- [Task goal]: Locate every line below that contains the word "Height" and copy it.

___ Information shown

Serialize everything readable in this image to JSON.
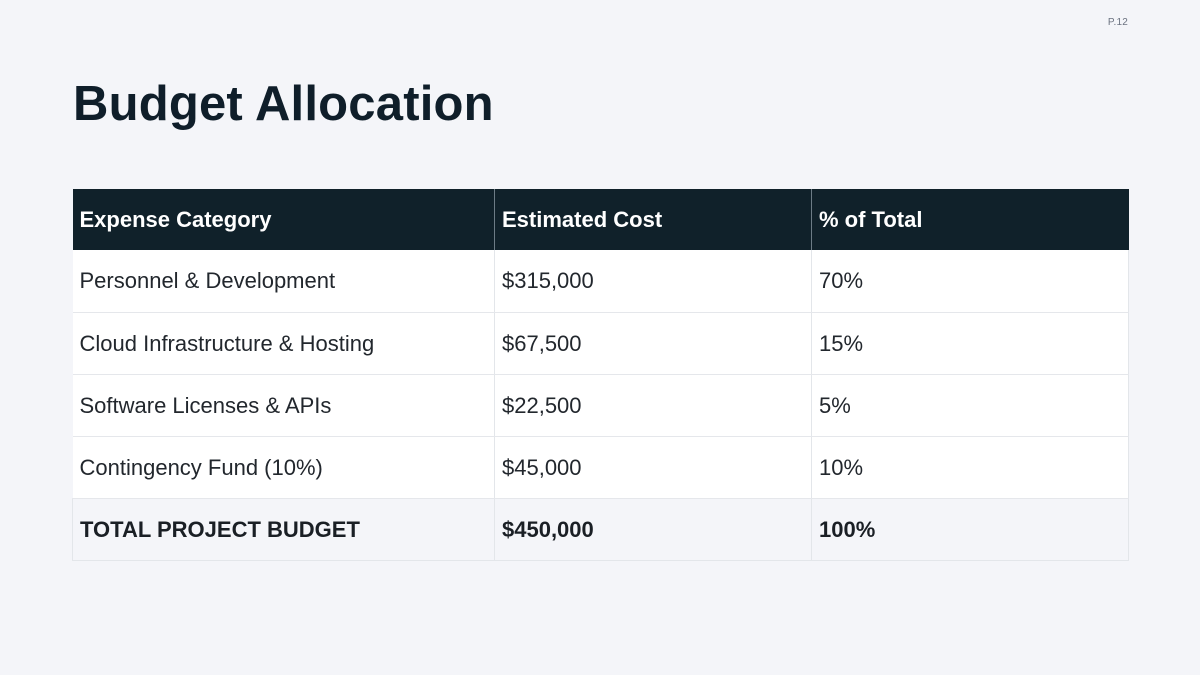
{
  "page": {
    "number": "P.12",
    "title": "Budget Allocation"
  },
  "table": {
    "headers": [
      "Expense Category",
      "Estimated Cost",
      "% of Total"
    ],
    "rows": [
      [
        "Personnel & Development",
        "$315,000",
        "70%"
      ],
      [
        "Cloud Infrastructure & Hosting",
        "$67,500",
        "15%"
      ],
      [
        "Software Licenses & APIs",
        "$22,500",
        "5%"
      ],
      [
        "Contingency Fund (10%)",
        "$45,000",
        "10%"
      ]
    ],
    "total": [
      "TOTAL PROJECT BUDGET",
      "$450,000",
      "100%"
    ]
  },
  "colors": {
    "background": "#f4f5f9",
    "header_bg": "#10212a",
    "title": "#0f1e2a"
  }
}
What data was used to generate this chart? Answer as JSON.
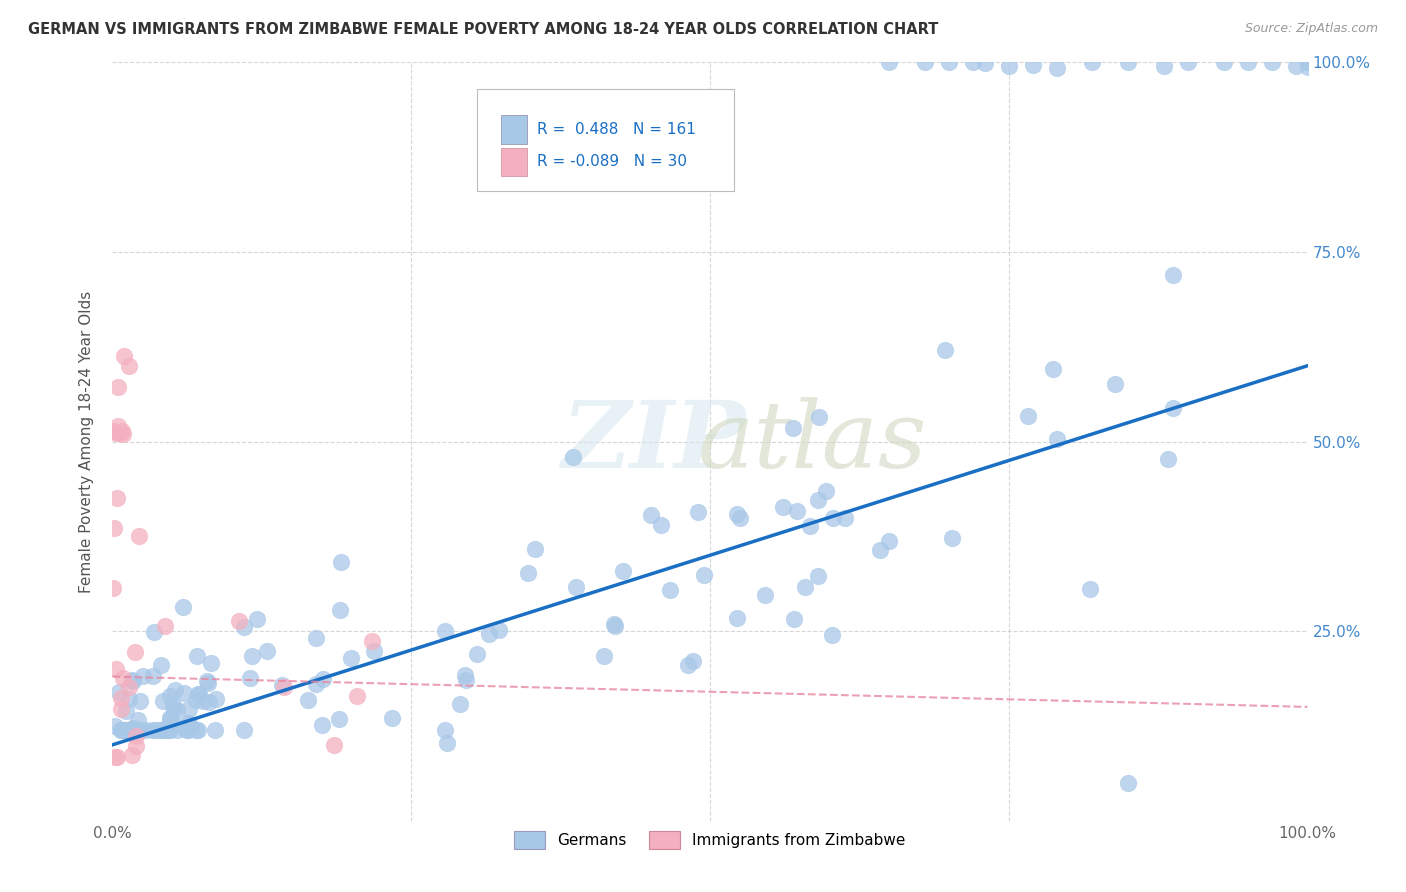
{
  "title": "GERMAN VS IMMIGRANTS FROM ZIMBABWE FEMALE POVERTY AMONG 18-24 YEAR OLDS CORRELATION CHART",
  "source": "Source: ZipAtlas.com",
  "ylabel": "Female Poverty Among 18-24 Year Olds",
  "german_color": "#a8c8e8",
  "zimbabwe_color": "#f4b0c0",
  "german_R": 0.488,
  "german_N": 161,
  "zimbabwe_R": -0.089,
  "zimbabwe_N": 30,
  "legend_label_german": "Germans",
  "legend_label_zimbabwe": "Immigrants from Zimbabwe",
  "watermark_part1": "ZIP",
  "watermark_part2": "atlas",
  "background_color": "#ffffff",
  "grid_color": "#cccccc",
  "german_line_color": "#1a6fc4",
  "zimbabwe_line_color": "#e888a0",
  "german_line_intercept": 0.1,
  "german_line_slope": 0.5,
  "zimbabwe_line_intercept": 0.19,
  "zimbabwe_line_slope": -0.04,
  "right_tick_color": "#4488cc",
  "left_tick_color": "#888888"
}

______
___ Information shown

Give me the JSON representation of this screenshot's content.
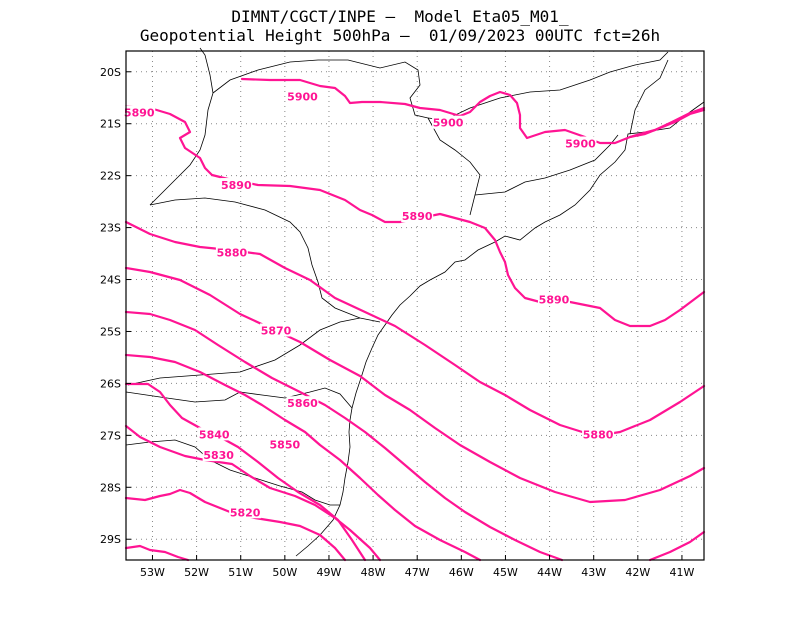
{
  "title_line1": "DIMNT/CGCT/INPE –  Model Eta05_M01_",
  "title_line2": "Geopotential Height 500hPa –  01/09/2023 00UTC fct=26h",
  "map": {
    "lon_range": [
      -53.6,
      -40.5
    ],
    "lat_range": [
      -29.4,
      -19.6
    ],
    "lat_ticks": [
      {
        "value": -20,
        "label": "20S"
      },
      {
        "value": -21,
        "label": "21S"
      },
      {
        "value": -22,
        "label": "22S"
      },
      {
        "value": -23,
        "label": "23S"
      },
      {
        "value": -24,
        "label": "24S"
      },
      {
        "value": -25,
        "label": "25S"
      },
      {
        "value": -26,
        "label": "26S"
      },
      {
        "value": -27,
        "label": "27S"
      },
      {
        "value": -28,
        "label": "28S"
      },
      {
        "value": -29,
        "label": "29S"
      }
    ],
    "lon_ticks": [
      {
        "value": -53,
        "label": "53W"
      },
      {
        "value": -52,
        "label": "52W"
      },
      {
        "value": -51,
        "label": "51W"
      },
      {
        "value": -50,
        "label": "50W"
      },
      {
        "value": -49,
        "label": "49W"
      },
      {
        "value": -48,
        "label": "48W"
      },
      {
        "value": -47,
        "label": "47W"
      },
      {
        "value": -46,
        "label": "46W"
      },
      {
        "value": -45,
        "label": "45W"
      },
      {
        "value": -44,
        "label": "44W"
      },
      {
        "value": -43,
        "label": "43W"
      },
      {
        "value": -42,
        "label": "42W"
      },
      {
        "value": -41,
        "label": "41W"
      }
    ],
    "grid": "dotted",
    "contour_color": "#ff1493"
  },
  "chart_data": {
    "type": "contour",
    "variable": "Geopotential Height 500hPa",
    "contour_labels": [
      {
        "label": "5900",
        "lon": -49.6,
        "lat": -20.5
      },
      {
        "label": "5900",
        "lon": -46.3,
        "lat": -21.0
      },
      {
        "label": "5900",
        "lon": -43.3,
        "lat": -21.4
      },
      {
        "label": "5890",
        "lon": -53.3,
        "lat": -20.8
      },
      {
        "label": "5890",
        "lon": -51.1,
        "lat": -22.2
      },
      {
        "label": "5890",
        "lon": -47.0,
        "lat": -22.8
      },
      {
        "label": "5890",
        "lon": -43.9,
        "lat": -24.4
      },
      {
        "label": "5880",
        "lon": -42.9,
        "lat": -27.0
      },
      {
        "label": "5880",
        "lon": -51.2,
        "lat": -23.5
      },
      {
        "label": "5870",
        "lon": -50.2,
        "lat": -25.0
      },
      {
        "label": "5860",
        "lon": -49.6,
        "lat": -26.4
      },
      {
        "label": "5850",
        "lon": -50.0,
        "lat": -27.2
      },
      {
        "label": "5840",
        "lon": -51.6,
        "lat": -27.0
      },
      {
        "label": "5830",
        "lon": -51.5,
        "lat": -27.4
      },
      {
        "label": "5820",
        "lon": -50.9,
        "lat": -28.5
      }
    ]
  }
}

______

- [Problem solution]:
  "title_line2": "Geopotential Height 500hPa –  01/09/2023 00UTC fct=26h",
    "variable": "Geopotential Height 500hPa",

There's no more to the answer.